**GIVEN EXERCISE:**
Nothing in the records may be left out or altered; reproduce them all exactly.

[START DATASET CONTENT]

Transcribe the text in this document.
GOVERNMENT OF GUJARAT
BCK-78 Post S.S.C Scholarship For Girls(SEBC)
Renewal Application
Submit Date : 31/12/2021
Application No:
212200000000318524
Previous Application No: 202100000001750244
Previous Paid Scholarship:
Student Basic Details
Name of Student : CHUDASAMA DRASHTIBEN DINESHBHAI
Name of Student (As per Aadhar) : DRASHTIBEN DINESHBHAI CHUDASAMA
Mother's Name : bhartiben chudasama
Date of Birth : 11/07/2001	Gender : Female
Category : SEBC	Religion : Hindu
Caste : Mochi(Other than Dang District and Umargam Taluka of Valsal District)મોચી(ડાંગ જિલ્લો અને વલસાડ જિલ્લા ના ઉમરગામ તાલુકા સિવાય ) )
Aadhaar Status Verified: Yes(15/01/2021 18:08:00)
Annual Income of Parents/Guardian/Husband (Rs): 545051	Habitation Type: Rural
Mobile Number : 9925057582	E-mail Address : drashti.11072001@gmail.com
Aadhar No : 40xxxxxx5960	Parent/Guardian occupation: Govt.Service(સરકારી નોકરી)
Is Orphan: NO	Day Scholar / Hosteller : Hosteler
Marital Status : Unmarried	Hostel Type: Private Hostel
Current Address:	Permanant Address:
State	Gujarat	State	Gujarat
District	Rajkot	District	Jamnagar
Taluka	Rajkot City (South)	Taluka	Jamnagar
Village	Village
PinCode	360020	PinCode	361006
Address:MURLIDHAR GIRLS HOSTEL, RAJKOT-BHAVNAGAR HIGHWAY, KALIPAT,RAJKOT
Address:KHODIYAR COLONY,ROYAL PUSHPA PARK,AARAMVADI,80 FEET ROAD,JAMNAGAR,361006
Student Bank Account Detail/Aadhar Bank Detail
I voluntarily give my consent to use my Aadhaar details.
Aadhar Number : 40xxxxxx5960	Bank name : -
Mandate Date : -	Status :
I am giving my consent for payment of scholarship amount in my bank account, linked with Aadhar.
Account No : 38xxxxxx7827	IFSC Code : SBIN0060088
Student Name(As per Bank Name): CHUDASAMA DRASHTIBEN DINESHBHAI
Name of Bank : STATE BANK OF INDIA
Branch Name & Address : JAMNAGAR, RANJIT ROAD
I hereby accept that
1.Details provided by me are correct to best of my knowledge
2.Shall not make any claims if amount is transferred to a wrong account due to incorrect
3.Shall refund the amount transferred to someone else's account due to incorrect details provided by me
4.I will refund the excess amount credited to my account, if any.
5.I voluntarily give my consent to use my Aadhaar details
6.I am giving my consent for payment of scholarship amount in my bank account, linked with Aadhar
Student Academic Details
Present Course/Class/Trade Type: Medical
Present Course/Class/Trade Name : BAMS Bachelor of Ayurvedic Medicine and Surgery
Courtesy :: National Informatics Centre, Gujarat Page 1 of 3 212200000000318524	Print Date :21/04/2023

[END DATASET CONTENT]

**SOLVED PROBLEM:**
Transcribe the text in this document.
GOVERNMENT OF GUJARAT
BCK-78 Post S.S.C Scholarship For Girls(SEBC)
Renewal Application
Submit Date : 31/12/2021
Application No:
212200000000318524
Previous Application No: 202100000001750244
Previous Paid Scholarship:
Student Basic Details
Name of Student : CHUDASAMA DRASHTIBEN DINESHBHAI
Name of Student (As per Aadhar) : DRASHTIBEN DINESHBHAI CHUDASAMA
Mother's Name : bhartiben chudasama
Date of Birth : 11/07/2001	Gender : Female
Category : SEBC	Religion : Hindu
Caste : Mochi(Other than Dang District and Umargam Taluka of Valsal District)મોચી(ડાંગ જિલ્લો અને વલસાડ જિલ્લા ના ઉમરગામ તાલુકા સિવાય ) )
Aadhaar Status Verified: Yes(15/01/2021 18:08:00)
Annual Income of Parents/Guardian/Husband (Rs): 545051	Habitation Type: Rural
Mobile Number : 9925057582	E-mail Address : drashti.11072001@gmail.com
Aadhar No : 40xxxxxx5960	Parent/Guardian occupation: Govt.Service(સરકારી નોકરી)
Is Orphan: NO	Day Scholar / Hosteller : Hosteler
Marital Status : Unmarried	Hostel Type: Private Hostel
Current Address:	Permanant Address:
State	Gujarat	State	Gujarat
District	Rajkot	District	Jamnagar
Taluka	Rajkot City (South)	Taluka	Jamnagar
Village	Village
PinCode	360020	PinCode	361006
Address:MURLIDHAR GIRLS HOSTEL, RAJKOT-BHAVNAGAR HIGHWAY, KALIPAT,RAJKOT
Address:KHODIYAR COLONY,ROYAL PUSHPA PARK,AARAMVADI,80 FEET ROAD,JAMNAGAR,361006
Student Bank Account Detail/Aadhar Bank Detail
I voluntarily give my consent to use my Aadhaar details.
Aadhar Number : 40xxxxxx5960	Bank name : -
Mandate Date : -	Status :
I am giving my consent for payment of scholarship amount in my bank account, linked with Aadhar.
Account No : 38xxxxxx7827	IFSC Code : SBIN0060088
Student Name(As per Bank Name): CHUDASAMA DRASHTIBEN DINESHBHAI
Name of Bank : STATE BANK OF INDIA
Branch Name & Address : JAMNAGAR, RANJIT ROAD
I hereby accept that
1.Details provided by me are correct to best of my knowledge
2.Shall not make any claims if amount is transferred to a wrong account due to incorrect
3.Shall refund the amount transferred to someone else's account due to incorrect details provided by me
4.I will refund the excess amount credited to my account, if any.
5.I voluntarily give my consent to use my Aadhaar details
6.I am giving my consent for payment of scholarship amount in my bank account, linked with Aadhar
Student Academic Details
Present Course/Class/Trade Type: Medical
Present Course/Class/Trade Name : BAMS Bachelor of Ayurvedic Medicine and Surgery
Courtesy :: National Informatics Centre, Gujarat Page 1 of 3 212200000000318524	Print Date :21/04/2023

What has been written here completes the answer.